What to produce: Without the pictures, output the records below word for word.
***** Exercise inputs
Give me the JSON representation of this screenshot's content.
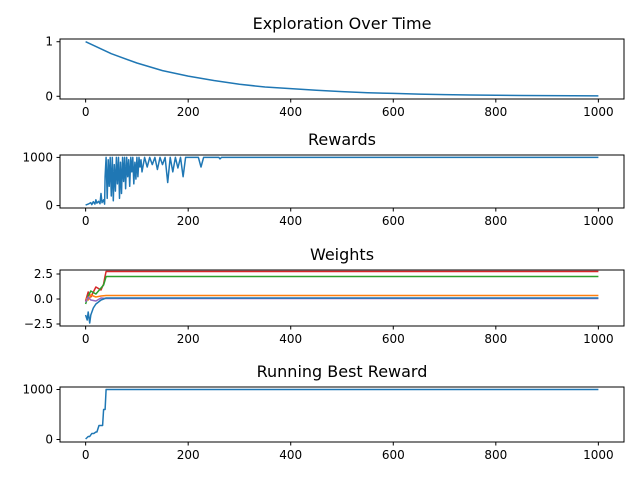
{
  "chart_data": [
    {
      "type": "line",
      "title": "Exploration Over Time",
      "xlim": [
        -50,
        1050
      ],
      "ylim": [
        -0.05,
        1.05
      ],
      "xticks": [
        0,
        200,
        400,
        600,
        800,
        1000
      ],
      "yticks": [
        0,
        1
      ],
      "series": [
        {
          "color": "#1f77b4",
          "x": [
            0,
            50,
            100,
            150,
            200,
            250,
            300,
            350,
            400,
            450,
            500,
            550,
            600,
            650,
            700,
            750,
            800,
            850,
            900,
            950,
            1000
          ],
          "y": [
            1.0,
            0.78,
            0.61,
            0.47,
            0.37,
            0.29,
            0.22,
            0.17,
            0.14,
            0.11,
            0.085,
            0.066,
            0.052,
            0.04,
            0.031,
            0.024,
            0.019,
            0.015,
            0.012,
            0.009,
            0.007
          ]
        }
      ]
    },
    {
      "type": "line",
      "title": "Rewards",
      "xlim": [
        -50,
        1050
      ],
      "ylim": [
        -50,
        1050
      ],
      "xticks": [
        0,
        200,
        400,
        600,
        800,
        1000
      ],
      "yticks": [
        0,
        1000
      ],
      "series": [
        {
          "color": "#1f77b4",
          "x": [
            0,
            5,
            10,
            12,
            15,
            18,
            20,
            22,
            25,
            28,
            30,
            32,
            35,
            37,
            38,
            40,
            42,
            44,
            46,
            48,
            50,
            52,
            54,
            56,
            58,
            60,
            62,
            64,
            66,
            68,
            70,
            72,
            74,
            76,
            78,
            80,
            82,
            84,
            86,
            88,
            90,
            92,
            94,
            96,
            98,
            100,
            102,
            104,
            106,
            108,
            110,
            115,
            120,
            125,
            130,
            135,
            140,
            145,
            150,
            155,
            160,
            165,
            170,
            175,
            180,
            185,
            190,
            195,
            200,
            205,
            210,
            215,
            220,
            225,
            230,
            260,
            262,
            265,
            300,
            1000
          ],
          "y": [
            10,
            30,
            60,
            20,
            80,
            30,
            120,
            50,
            90,
            40,
            250,
            60,
            120,
            30,
            600,
            1000,
            150,
            950,
            400,
            1000,
            200,
            1000,
            100,
            850,
            300,
            1000,
            450,
            1000,
            150,
            900,
            250,
            1000,
            500,
            1000,
            350,
            1000,
            600,
            950,
            400,
            1000,
            700,
            1000,
            450,
            900,
            550,
            1000,
            600,
            1000,
            800,
            950,
            700,
            1000,
            800,
            1000,
            850,
            1000,
            750,
            1000,
            850,
            1000,
            480,
            1000,
            700,
            1000,
            780,
            1000,
            600,
            1000,
            1000,
            1000,
            1000,
            1000,
            1000,
            800,
            1000,
            1000,
            970,
            1000,
            1000,
            1000
          ]
        }
      ]
    },
    {
      "type": "line",
      "title": "Weights",
      "xlim": [
        -50,
        1050
      ],
      "ylim": [
        -2.7,
        2.9
      ],
      "xticks": [
        0,
        200,
        400,
        600,
        800,
        1000
      ],
      "yticks": [
        -2.5,
        0.0,
        2.5
      ],
      "ytick_labels": [
        "−2.5",
        "0.0",
        "2.5"
      ],
      "series": [
        {
          "color": "#d62728",
          "x": [
            0,
            5,
            10,
            20,
            30,
            35,
            38,
            40,
            1000
          ],
          "y": [
            -0.2,
            0.7,
            0.2,
            1.2,
            0.9,
            1.5,
            2.3,
            2.75,
            2.75
          ]
        },
        {
          "color": "#2ca02c",
          "x": [
            0,
            5,
            10,
            20,
            30,
            35,
            38,
            40,
            1000
          ],
          "y": [
            -0.5,
            0.3,
            0.8,
            0.5,
            1.1,
            1.4,
            1.9,
            2.25,
            2.25
          ]
        },
        {
          "color": "#ff7f0e",
          "x": [
            0,
            5,
            10,
            20,
            30,
            40,
            1000
          ],
          "y": [
            0.1,
            -0.1,
            0.4,
            0.2,
            0.3,
            0.35,
            0.35
          ]
        },
        {
          "color": "#9467bd",
          "x": [
            0,
            5,
            10,
            20,
            30,
            40,
            1000
          ],
          "y": [
            -0.3,
            0.2,
            -0.1,
            -0.2,
            0.1,
            0.05,
            0.05
          ]
        },
        {
          "color": "#1f77b4",
          "x": [
            0,
            3,
            5,
            8,
            10,
            15,
            20,
            25,
            30,
            35,
            40,
            1000
          ],
          "y": [
            -1.6,
            -2.1,
            -1.3,
            -2.4,
            -1.6,
            -0.9,
            -0.5,
            -0.3,
            -0.1,
            0.0,
            0.1,
            0.1
          ]
        }
      ]
    },
    {
      "type": "line",
      "title": "Running Best Reward",
      "xlim": [
        -50,
        1050
      ],
      "ylim": [
        -50,
        1050
      ],
      "xticks": [
        0,
        200,
        400,
        600,
        800,
        1000
      ],
      "yticks": [
        0,
        1000
      ],
      "series": [
        {
          "color": "#1f77b4",
          "x": [
            0,
            3,
            5,
            8,
            12,
            16,
            20,
            22,
            26,
            30,
            33,
            35,
            38,
            40,
            1000
          ],
          "y": [
            10,
            40,
            60,
            60,
            120,
            120,
            150,
            150,
            280,
            280,
            280,
            600,
            600,
            1000,
            1000
          ]
        }
      ]
    }
  ]
}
**********
Task solution:
Give me the JSON representation of this screenshot's content.
{
  "chart_data": [
    {
      "type": "line",
      "title": "Exploration Over Time",
      "xlim": [
        -50,
        1050
      ],
      "ylim": [
        -0.05,
        1.05
      ],
      "xticks": [
        0,
        200,
        400,
        600,
        800,
        1000
      ],
      "yticks": [
        0,
        1
      ],
      "series": [
        {
          "color": "#1f77b4",
          "x": [
            0,
            50,
            100,
            150,
            200,
            250,
            300,
            350,
            400,
            450,
            500,
            550,
            600,
            650,
            700,
            750,
            800,
            850,
            900,
            950,
            1000
          ],
          "y": [
            1.0,
            0.78,
            0.61,
            0.47,
            0.37,
            0.29,
            0.22,
            0.17,
            0.14,
            0.11,
            0.085,
            0.066,
            0.052,
            0.04,
            0.031,
            0.024,
            0.019,
            0.015,
            0.012,
            0.009,
            0.007
          ]
        }
      ]
    },
    {
      "type": "line",
      "title": "Rewards",
      "xlim": [
        -50,
        1050
      ],
      "ylim": [
        -50,
        1050
      ],
      "xticks": [
        0,
        200,
        400,
        600,
        800,
        1000
      ],
      "yticks": [
        0,
        1000
      ],
      "series": [
        {
          "color": "#1f77b4",
          "x": [
            0,
            5,
            10,
            12,
            15,
            18,
            20,
            22,
            25,
            28,
            30,
            32,
            35,
            37,
            38,
            40,
            42,
            44,
            46,
            48,
            50,
            52,
            54,
            56,
            58,
            60,
            62,
            64,
            66,
            68,
            70,
            72,
            74,
            76,
            78,
            80,
            82,
            84,
            86,
            88,
            90,
            92,
            94,
            96,
            98,
            100,
            102,
            104,
            106,
            108,
            110,
            115,
            120,
            125,
            130,
            135,
            140,
            145,
            150,
            155,
            160,
            165,
            170,
            175,
            180,
            185,
            190,
            195,
            200,
            205,
            210,
            215,
            220,
            225,
            230,
            260,
            262,
            265,
            300,
            1000
          ],
          "y": [
            10,
            30,
            60,
            20,
            80,
            30,
            120,
            50,
            90,
            40,
            250,
            60,
            120,
            30,
            600,
            1000,
            150,
            950,
            400,
            1000,
            200,
            1000,
            100,
            850,
            300,
            1000,
            450,
            1000,
            150,
            900,
            250,
            1000,
            500,
            1000,
            350,
            1000,
            600,
            950,
            400,
            1000,
            700,
            1000,
            450,
            900,
            550,
            1000,
            600,
            1000,
            800,
            950,
            700,
            1000,
            800,
            1000,
            850,
            1000,
            750,
            1000,
            850,
            1000,
            480,
            1000,
            700,
            1000,
            780,
            1000,
            600,
            1000,
            1000,
            1000,
            1000,
            1000,
            1000,
            800,
            1000,
            1000,
            970,
            1000,
            1000,
            1000
          ]
        }
      ]
    },
    {
      "type": "line",
      "title": "Weights",
      "xlim": [
        -50,
        1050
      ],
      "ylim": [
        -2.7,
        2.9
      ],
      "xticks": [
        0,
        200,
        400,
        600,
        800,
        1000
      ],
      "yticks": [
        -2.5,
        0.0,
        2.5
      ],
      "ytick_labels": [
        "−2.5",
        "0.0",
        "2.5"
      ],
      "series": [
        {
          "color": "#d62728",
          "x": [
            0,
            5,
            10,
            20,
            30,
            35,
            38,
            40,
            1000
          ],
          "y": [
            -0.2,
            0.7,
            0.2,
            1.2,
            0.9,
            1.5,
            2.3,
            2.75,
            2.75
          ]
        },
        {
          "color": "#2ca02c",
          "x": [
            0,
            5,
            10,
            20,
            30,
            35,
            38,
            40,
            1000
          ],
          "y": [
            -0.5,
            0.3,
            0.8,
            0.5,
            1.1,
            1.4,
            1.9,
            2.25,
            2.25
          ]
        },
        {
          "color": "#ff7f0e",
          "x": [
            0,
            5,
            10,
            20,
            30,
            40,
            1000
          ],
          "y": [
            0.1,
            -0.1,
            0.4,
            0.2,
            0.3,
            0.35,
            0.35
          ]
        },
        {
          "color": "#9467bd",
          "x": [
            0,
            5,
            10,
            20,
            30,
            40,
            1000
          ],
          "y": [
            -0.3,
            0.2,
            -0.1,
            -0.2,
            0.1,
            0.05,
            0.05
          ]
        },
        {
          "color": "#1f77b4",
          "x": [
            0,
            3,
            5,
            8,
            10,
            15,
            20,
            25,
            30,
            35,
            40,
            1000
          ],
          "y": [
            -1.6,
            -2.1,
            -1.3,
            -2.4,
            -1.6,
            -0.9,
            -0.5,
            -0.3,
            -0.1,
            0.0,
            0.1,
            0.1
          ]
        }
      ]
    },
    {
      "type": "line",
      "title": "Running Best Reward",
      "xlim": [
        -50,
        1050
      ],
      "ylim": [
        -50,
        1050
      ],
      "xticks": [
        0,
        200,
        400,
        600,
        800,
        1000
      ],
      "yticks": [
        0,
        1000
      ],
      "series": [
        {
          "color": "#1f77b4",
          "x": [
            0,
            3,
            5,
            8,
            12,
            16,
            20,
            22,
            26,
            30,
            33,
            35,
            38,
            40,
            1000
          ],
          "y": [
            10,
            40,
            60,
            60,
            120,
            120,
            150,
            150,
            280,
            280,
            280,
            600,
            600,
            1000,
            1000
          ]
        }
      ]
    }
  ]
}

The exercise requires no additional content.